§ The task
Copy every line of the records below where the word "want" occurs.
— Start Data records —
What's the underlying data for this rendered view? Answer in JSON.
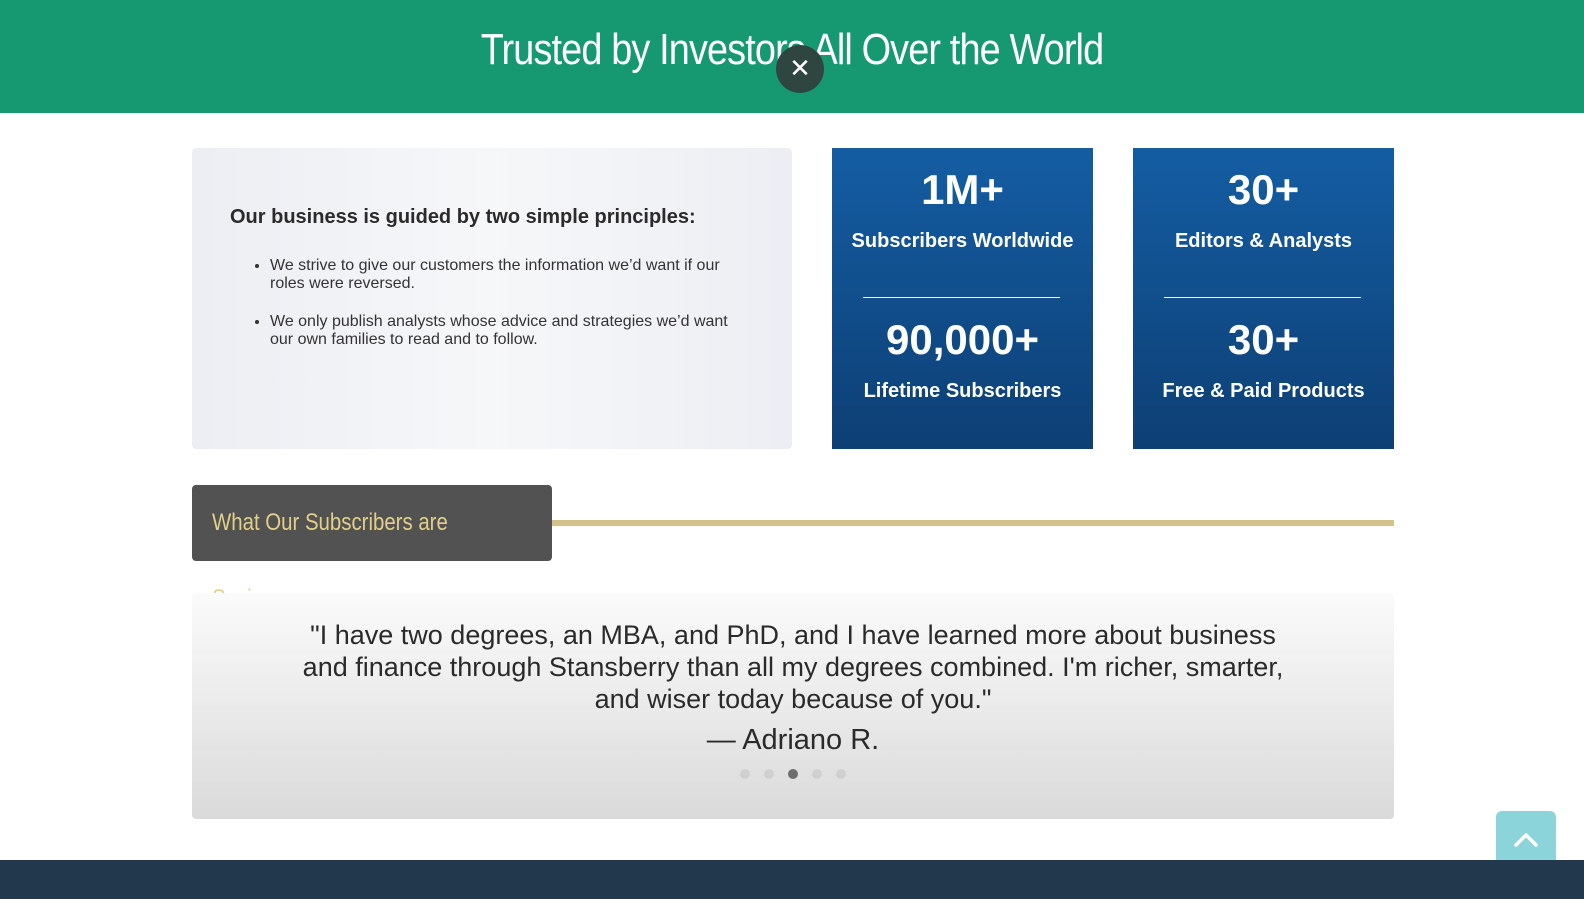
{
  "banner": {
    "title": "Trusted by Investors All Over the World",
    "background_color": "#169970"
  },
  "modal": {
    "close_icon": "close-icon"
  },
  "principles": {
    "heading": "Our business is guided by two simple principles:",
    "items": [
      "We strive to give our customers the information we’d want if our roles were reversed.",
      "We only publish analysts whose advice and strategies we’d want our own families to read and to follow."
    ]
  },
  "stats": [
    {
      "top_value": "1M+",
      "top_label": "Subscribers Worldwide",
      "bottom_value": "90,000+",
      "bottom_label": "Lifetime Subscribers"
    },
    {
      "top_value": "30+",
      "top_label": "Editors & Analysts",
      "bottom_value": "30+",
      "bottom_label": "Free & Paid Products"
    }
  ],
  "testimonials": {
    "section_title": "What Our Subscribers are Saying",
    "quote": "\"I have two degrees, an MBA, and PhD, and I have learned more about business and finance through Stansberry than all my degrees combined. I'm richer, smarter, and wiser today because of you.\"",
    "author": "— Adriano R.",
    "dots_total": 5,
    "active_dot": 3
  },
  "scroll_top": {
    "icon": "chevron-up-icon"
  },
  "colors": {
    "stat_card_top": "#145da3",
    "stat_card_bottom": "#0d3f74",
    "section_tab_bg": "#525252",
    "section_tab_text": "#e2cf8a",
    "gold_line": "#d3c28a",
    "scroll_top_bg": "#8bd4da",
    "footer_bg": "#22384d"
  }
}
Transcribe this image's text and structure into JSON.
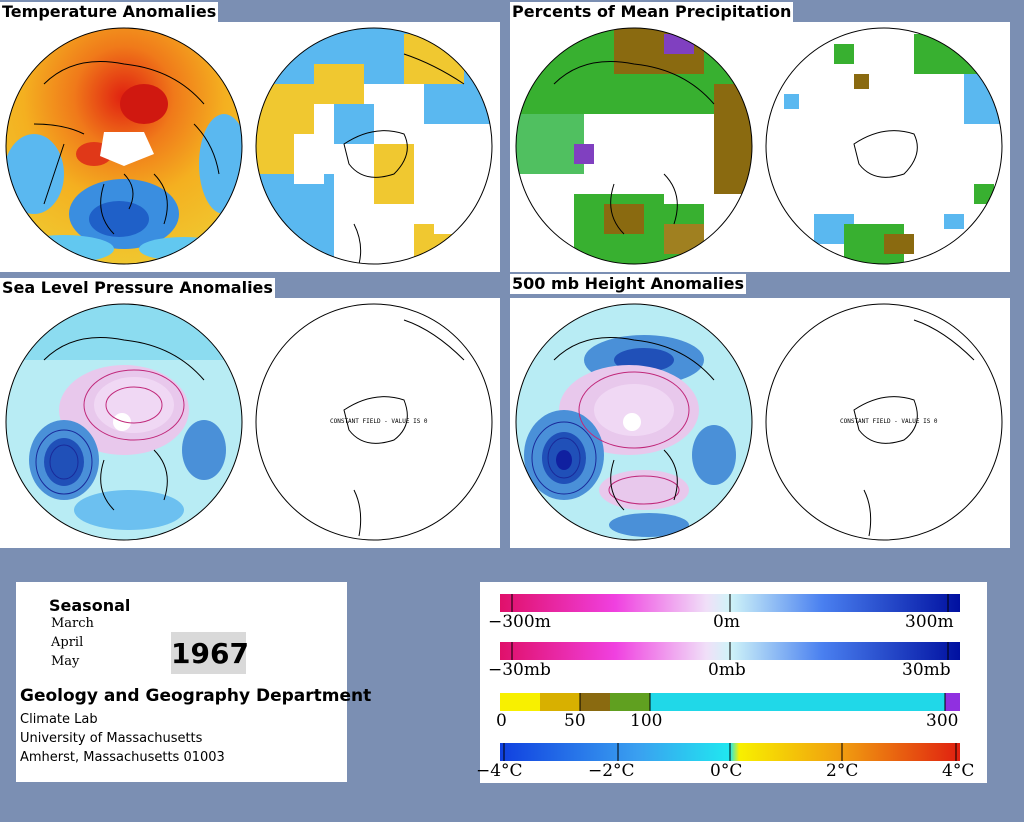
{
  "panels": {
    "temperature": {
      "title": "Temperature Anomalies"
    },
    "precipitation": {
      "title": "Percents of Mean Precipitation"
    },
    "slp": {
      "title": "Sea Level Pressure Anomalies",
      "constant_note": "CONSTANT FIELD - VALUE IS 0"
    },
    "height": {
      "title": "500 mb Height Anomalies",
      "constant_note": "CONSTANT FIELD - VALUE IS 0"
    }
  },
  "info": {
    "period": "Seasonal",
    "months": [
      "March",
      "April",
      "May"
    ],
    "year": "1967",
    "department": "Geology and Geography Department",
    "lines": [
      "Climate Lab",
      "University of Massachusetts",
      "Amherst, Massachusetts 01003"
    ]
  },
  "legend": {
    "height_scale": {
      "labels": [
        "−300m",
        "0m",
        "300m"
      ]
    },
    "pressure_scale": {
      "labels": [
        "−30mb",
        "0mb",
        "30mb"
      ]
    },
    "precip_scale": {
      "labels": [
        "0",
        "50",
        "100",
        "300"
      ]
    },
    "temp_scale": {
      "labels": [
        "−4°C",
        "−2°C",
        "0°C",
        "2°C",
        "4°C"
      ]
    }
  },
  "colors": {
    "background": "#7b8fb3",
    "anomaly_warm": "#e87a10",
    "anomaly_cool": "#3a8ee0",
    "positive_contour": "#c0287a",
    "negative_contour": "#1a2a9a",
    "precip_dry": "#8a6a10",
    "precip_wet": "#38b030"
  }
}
— End Data records —
§ The completed task
      "We strive to give our customers the information we’d want if our roles were reversed.",
      "We only publish analysts whose advice and strategies we’d want our own families to read and to follow."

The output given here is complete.